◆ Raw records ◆

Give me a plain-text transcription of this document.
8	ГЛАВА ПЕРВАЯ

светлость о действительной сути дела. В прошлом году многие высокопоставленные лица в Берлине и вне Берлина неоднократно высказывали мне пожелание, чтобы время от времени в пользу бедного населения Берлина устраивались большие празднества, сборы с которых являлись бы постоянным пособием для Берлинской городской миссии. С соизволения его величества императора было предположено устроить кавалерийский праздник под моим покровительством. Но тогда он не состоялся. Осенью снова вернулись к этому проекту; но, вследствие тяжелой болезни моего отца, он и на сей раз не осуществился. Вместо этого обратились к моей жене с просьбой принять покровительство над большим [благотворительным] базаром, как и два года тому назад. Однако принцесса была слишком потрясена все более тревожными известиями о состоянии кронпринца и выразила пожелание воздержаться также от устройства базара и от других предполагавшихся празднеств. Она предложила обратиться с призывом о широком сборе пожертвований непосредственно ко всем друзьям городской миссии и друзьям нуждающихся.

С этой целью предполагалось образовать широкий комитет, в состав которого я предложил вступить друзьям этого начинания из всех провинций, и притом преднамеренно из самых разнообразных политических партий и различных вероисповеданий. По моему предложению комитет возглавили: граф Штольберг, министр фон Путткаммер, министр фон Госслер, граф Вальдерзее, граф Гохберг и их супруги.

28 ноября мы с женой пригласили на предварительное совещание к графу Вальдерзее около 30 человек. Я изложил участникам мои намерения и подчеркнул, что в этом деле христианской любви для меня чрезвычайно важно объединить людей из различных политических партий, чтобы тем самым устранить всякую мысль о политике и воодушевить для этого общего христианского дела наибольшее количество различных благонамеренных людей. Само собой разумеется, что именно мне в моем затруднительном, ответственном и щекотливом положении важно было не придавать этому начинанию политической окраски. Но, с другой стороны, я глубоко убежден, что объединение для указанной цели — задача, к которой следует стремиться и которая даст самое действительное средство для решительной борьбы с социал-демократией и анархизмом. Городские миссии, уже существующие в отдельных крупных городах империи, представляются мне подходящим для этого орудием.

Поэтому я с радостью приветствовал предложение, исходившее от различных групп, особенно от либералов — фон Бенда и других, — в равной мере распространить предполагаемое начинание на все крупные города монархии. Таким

◆ AIM OF THE EXERCISE ◆
Only the number is wanted: how many lines of these entries contain the string "друзьям"?

◆ ANSWER TO THIS TASK ◆
2